### GOAL
Quote all of the entries word for word.

· · ·

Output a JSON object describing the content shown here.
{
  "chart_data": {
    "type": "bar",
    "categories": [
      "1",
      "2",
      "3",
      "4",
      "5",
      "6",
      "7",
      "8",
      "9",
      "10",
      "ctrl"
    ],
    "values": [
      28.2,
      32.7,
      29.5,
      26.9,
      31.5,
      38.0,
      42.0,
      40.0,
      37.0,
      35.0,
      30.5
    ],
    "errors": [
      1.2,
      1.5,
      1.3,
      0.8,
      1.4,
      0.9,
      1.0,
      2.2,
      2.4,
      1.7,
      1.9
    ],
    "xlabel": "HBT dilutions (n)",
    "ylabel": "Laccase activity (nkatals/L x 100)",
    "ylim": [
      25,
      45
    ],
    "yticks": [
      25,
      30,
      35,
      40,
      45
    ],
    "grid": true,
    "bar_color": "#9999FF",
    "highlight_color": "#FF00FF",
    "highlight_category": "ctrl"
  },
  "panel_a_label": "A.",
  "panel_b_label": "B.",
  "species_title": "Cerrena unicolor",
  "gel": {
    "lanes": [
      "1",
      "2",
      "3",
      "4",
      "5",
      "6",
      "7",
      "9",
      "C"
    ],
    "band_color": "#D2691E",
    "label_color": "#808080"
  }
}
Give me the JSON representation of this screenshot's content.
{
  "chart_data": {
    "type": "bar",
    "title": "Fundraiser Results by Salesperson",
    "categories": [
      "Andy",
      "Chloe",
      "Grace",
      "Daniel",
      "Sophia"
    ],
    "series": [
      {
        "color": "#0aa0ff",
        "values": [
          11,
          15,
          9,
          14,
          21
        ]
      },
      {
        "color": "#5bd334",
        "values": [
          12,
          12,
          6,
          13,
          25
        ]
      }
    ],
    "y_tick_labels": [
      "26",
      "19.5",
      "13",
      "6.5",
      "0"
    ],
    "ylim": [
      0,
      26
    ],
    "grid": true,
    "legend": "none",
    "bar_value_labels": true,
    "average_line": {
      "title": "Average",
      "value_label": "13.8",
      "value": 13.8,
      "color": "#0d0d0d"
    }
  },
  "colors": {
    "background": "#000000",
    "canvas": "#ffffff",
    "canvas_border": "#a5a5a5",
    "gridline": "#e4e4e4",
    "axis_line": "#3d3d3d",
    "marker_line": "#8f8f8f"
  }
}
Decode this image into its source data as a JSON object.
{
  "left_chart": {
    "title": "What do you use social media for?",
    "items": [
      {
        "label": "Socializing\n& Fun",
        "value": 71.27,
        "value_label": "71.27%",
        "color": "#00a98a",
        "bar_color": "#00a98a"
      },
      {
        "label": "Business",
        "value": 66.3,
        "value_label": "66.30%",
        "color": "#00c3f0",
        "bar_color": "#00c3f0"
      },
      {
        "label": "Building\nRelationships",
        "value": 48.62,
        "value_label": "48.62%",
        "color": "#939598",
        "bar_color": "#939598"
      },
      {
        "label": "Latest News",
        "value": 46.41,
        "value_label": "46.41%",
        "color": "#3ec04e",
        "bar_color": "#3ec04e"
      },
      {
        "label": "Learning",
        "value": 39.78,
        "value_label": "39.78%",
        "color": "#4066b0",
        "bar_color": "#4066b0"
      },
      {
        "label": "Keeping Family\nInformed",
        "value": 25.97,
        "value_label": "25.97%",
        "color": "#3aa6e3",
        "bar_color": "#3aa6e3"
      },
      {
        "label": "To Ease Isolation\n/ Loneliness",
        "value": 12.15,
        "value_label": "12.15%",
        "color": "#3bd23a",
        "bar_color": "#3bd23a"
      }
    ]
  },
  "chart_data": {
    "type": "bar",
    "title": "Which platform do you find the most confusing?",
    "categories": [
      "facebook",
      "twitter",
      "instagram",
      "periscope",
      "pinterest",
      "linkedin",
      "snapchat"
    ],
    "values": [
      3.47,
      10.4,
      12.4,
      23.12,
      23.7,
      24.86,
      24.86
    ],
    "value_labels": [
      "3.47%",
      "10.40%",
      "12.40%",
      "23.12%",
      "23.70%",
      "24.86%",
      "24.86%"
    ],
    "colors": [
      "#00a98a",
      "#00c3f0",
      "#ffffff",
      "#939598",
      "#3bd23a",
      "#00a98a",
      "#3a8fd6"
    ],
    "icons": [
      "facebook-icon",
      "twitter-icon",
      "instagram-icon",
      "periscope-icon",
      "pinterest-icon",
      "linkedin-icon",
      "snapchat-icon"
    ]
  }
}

· · ·

### SOLUTION TO THIS TASK
Output a JSON object describing the content shown here.
{
  "chart_data": {
    "type": "bar",
    "categories": [
      "1",
      "2",
      "3",
      "4",
      "5",
      "6",
      "7",
      "8",
      "9",
      "10",
      "ctrl"
    ],
    "values": [
      28.2,
      32.7,
      29.5,
      26.9,
      31.5,
      38.0,
      42.0,
      40.0,
      37.0,
      35.0,
      30.5
    ],
    "errors": [
      1.2,
      1.5,
      1.3,
      0.8,
      1.4,
      0.9,
      1.0,
      2.2,
      2.4,
      1.7,
      1.9
    ],
    "xlabel": "HBT dilutions (n)",
    "ylabel": "Laccase activity (nkatals/L x 100)",
    "ylim": [
      25,
      45
    ],
    "yticks": [
      25,
      30,
      35,
      40,
      45
    ],
    "grid": true,
    "bar_color": "#9999FF",
    "highlight_color": "#FF00FF",
    "highlight_category": "ctrl"
  },
  "panel_a_label": "A.",
  "panel_b_label": "B.",
  "species_title": "Cerrena unicolor",
  "gel": {
    "lanes": [
      "1",
      "2",
      "3",
      "4",
      "5",
      "6",
      "7",
      "9",
      "C"
    ],
    "band_color": "#D2691E",
    "label_color": "#808080"
  }
}
Give me the JSON representation of this screenshot's content.
{
  "chart_data": {
    "type": "bar",
    "title": "Fundraiser Results by Salesperson",
    "categories": [
      "Andy",
      "Chloe",
      "Grace",
      "Daniel",
      "Sophia"
    ],
    "series": [
      {
        "color": "#0aa0ff",
        "values": [
          11,
          15,
          9,
          14,
          21
        ]
      },
      {
        "color": "#5bd334",
        "values": [
          12,
          12,
          6,
          13,
          25
        ]
      }
    ],
    "y_tick_labels": [
      "26",
      "19.5",
      "13",
      "6.5",
      "0"
    ],
    "ylim": [
      0,
      26
    ],
    "grid": true,
    "legend": "none",
    "bar_value_labels": true,
    "average_line": {
      "title": "Average",
      "value_label": "13.8",
      "value": 13.8,
      "color": "#0d0d0d"
    }
  },
  "colors": {
    "background": "#000000",
    "canvas": "#ffffff",
    "canvas_border": "#a5a5a5",
    "gridline": "#e4e4e4",
    "axis_line": "#3d3d3d",
    "marker_line": "#8f8f8f"
  }
}
Decode this image into its source data as a JSON object.
{
  "left_chart": {
    "title": "What do you use social media for?",
    "items": [
      {
        "label": "Socializing\n& Fun",
        "value": 71.27,
        "value_label": "71.27%",
        "color": "#00a98a",
        "bar_color": "#00a98a"
      },
      {
        "label": "Business",
        "value": 66.3,
        "value_label": "66.30%",
        "color": "#00c3f0",
        "bar_color": "#00c3f0"
      },
      {
        "label": "Building\nRelationships",
        "value": 48.62,
        "value_label": "48.62%",
        "color": "#939598",
        "bar_color": "#939598"
      },
      {
        "label": "Latest News",
        "value": 46.41,
        "value_label": "46.41%",
        "color": "#3ec04e",
        "bar_color": "#3ec04e"
      },
      {
        "label": "Learning",
        "value": 39.78,
        "value_label": "39.78%",
        "color": "#4066b0",
        "bar_color": "#4066b0"
      },
      {
        "label": "Keeping Family\nInformed",
        "value": 25.97,
        "value_label": "25.97%",
        "color": "#3aa6e3",
        "bar_color": "#3aa6e3"
      },
      {
        "label": "To Ease Isolation\n/ Loneliness",
        "value": 12.15,
        "value_label": "12.15%",
        "color": "#3bd23a",
        "bar_color": "#3bd23a"
      }
    ]
  },
  "chart_data": {
    "type": "bar",
    "title": "Which platform do you find the most confusing?",
    "categories": [
      "facebook",
      "twitter",
      "instagram",
      "periscope",
      "pinterest",
      "linkedin",
      "snapchat"
    ],
    "values": [
      3.47,
      10.4,
      12.4,
      23.12,
      23.7,
      24.86,
      24.86
    ],
    "value_labels": [
      "3.47%",
      "10.40%",
      "12.40%",
      "23.12%",
      "23.70%",
      "24.86%",
      "24.86%"
    ],
    "colors": [
      "#00a98a",
      "#00c3f0",
      "#ffffff",
      "#939598",
      "#3bd23a",
      "#00a98a",
      "#3a8fd6"
    ],
    "icons": [
      "facebook-icon",
      "twitter-icon",
      "instagram-icon",
      "periscope-icon",
      "pinterest-icon",
      "linkedin-icon",
      "snapchat-icon"
    ]
  }
}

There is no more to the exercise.